═══ Supplied material

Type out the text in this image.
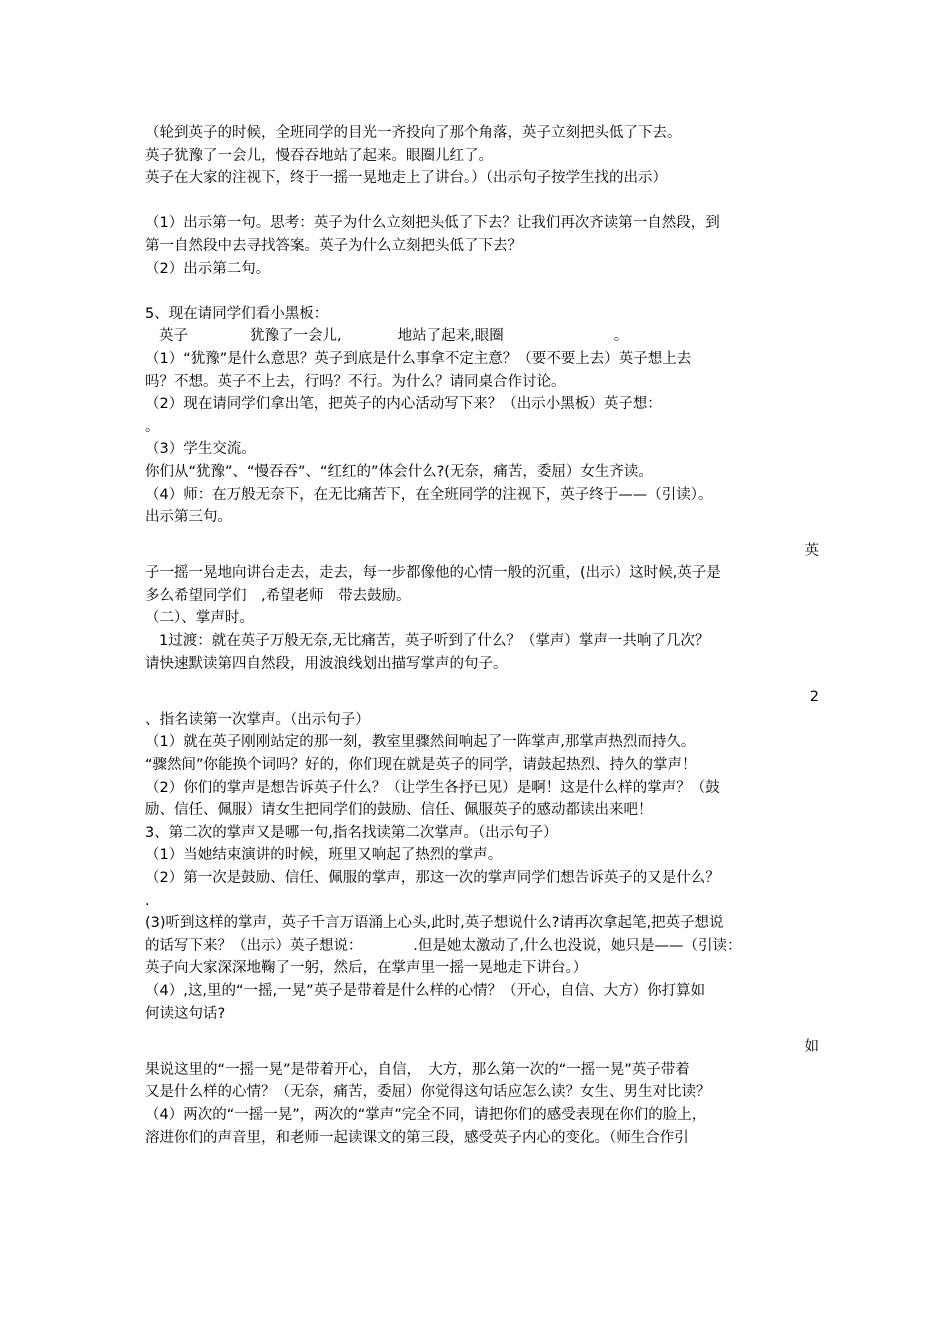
（轮到英子的时候，全班同学的目光一齐投向了那个角落，英子立刻把头低了下去。
英子犹豫了一会儿，慢吞吞地站了起来。眼圈儿红了。
英子在大家的注视下，终于一摇一晃地走上了讲台。）（出示句子按学生找的出示）
（1）出示第一句。思考：英子为什么立刻把头低了下去？让我们再次齐读第一自然段，到
第一自然段中去寻找答案。英子为什么立刻把头低了下去？
（2）出示第二句。
5、现在请同学们看小黑板：
英子	犹豫了一会儿,	地站了起来,眼圈	。
（1）“犹豫”是什么意思？英子到底是什么事拿不定主意？（要不要上去）英子想上去
吗？不想。英子不上去，行吗？不行。为什么？请同桌合作讨论。
（2）现在请同学们拿出笔，把英子的内心活动写下来？（出示小黑板）英子想：
。
（3）学生交流。
你们从“犹豫”、“慢吞吞”、“红红的”体会什么?(无奈，痛苦，委屈）女生齐读。
（4）师：在万般无奈下，在无比痛苦下，在全班同学的注视下，英子终于——（引读）。
出示第三句。
英
子一摇一晃地向讲台走去，走去，每一步都像他的心情一般的沉重，(出示）这时候,英子是
多么希望同学们　,希望老师　带去鼓励。
（二）、掌声时。
1过渡：就在英子万般无奈,无比痛苦，英子听到了什么？（掌声）掌声一共响了几次？
请快速默读第四自然段，用波浪线划出描写掌声的句子。
2
、指名读第一次掌声。（出示句子）
（1）就在英子刚刚站定的那一刻，教室里骤然间响起了一阵掌声,那掌声热烈而持久。
“骤然间”你能换个词吗？好的，你们现在就是英子的同学，请鼓起热烈、持久的掌声！
（2）你们的掌声是想告诉英子什么？（让学生各抒已见）是啊！这是什么样的掌声？（鼓
励、信任、佩服）请女生把同学们的鼓励、信任、佩服英子的感动都读出来吧！
3、第二次的掌声又是哪一句,指名找读第二次掌声。（出示句子）
（1）当她结束演讲的时候，班里又响起了热烈的掌声。
（2）第一次是鼓励、信任、佩服的掌声，那这一次的掌声同学们想告诉英子的又是什么？
.
(3)听到这样的掌声，英子千言万语涌上心头,此时,英子想说什么?请再次拿起笔,把英子想说
的话写下来？（出示）英子想说：　　　　.但是她太激动了,什么也没说，她只是——（引读：
英子向大家深深地鞠了一躬，然后，在掌声里一摇一晃地走下讲台。）
（4）,这,里的“一摇,一晃”英子是带着是什么样的心情？（开心，自信、大方）你打算如
何读这句话?
如
果说这里的“一摇一晃”是带着开心，自信，　大方，那么第一次的“一摇一晃”英子带着
又是什么样的心情？（无奈，痛苦，委屈）你觉得这句话应怎么读？女生、男生对比读？
（4）两次的“一摇一晃”，两次的“掌声”完全不同，请把你们的感受表现在你们的脸上，
溶进你们的声音里，和老师一起读课文的第三段，感受英子内心的变化。（师生合作引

══════

## Written task
Make an exact reproduction of the listing above, without any pictures.

## The response
Type out the text in this image.
（轮到英子的时候，全班同学的目光一齐投向了那个角落，英子立刻把头低了下去。
英子犹豫了一会儿，慢吞吞地站了起来。眼圈儿红了。
英子在大家的注视下，终于一摇一晃地走上了讲台。）（出示句子按学生找的出示）
（1）出示第一句。思考：英子为什么立刻把头低了下去？让我们再次齐读第一自然段，到
第一自然段中去寻找答案。英子为什么立刻把头低了下去？
（2）出示第二句。
5、现在请同学们看小黑板：
英子	犹豫了一会儿,	地站了起来,眼圈	。
（1）“犹豫”是什么意思？英子到底是什么事拿不定主意？（要不要上去）英子想上去
吗？不想。英子不上去，行吗？不行。为什么？请同桌合作讨论。
（2）现在请同学们拿出笔，把英子的内心活动写下来？（出示小黑板）英子想：
。
（3）学生交流。
你们从“犹豫”、“慢吞吞”、“红红的”体会什么?(无奈，痛苦，委屈）女生齐读。
（4）师：在万般无奈下，在无比痛苦下，在全班同学的注视下，英子终于——（引读）。
出示第三句。
英
子一摇一晃地向讲台走去，走去，每一步都像他的心情一般的沉重，(出示）这时候,英子是
多么希望同学们　,希望老师　带去鼓励。
（二）、掌声时。
1过渡：就在英子万般无奈,无比痛苦，英子听到了什么？（掌声）掌声一共响了几次？
请快速默读第四自然段，用波浪线划出描写掌声的句子。
2
、指名读第一次掌声。（出示句子）
（1）就在英子刚刚站定的那一刻，教室里骤然间响起了一阵掌声,那掌声热烈而持久。
“骤然间”你能换个词吗？好的，你们现在就是英子的同学，请鼓起热烈、持久的掌声！
（2）你们的掌声是想告诉英子什么？（让学生各抒已见）是啊！这是什么样的掌声？（鼓
励、信任、佩服）请女生把同学们的鼓励、信任、佩服英子的感动都读出来吧！
3、第二次的掌声又是哪一句,指名找读第二次掌声。（出示句子）
（1）当她结束演讲的时候，班里又响起了热烈的掌声。
（2）第一次是鼓励、信任、佩服的掌声，那这一次的掌声同学们想告诉英子的又是什么？
.
(3)听到这样的掌声，英子千言万语涌上心头,此时,英子想说什么?请再次拿起笔,把英子想说
的话写下来？（出示）英子想说：　　　　.但是她太激动了,什么也没说，她只是——（引读：
英子向大家深深地鞠了一躬，然后，在掌声里一摇一晃地走下讲台。）
（4）,这,里的“一摇,一晃”英子是带着是什么样的心情？（开心，自信、大方）你打算如
何读这句话?
如
果说这里的“一摇一晃”是带着开心，自信，　大方，那么第一次的“一摇一晃”英子带着
又是什么样的心情？（无奈，痛苦，委屈）你觉得这句话应怎么读？女生、男生对比读？
（4）两次的“一摇一晃”，两次的“掌声”完全不同，请把你们的感受表现在你们的脸上，
溶进你们的声音里，和老师一起读课文的第三段，感受英子内心的变化。（师生合作引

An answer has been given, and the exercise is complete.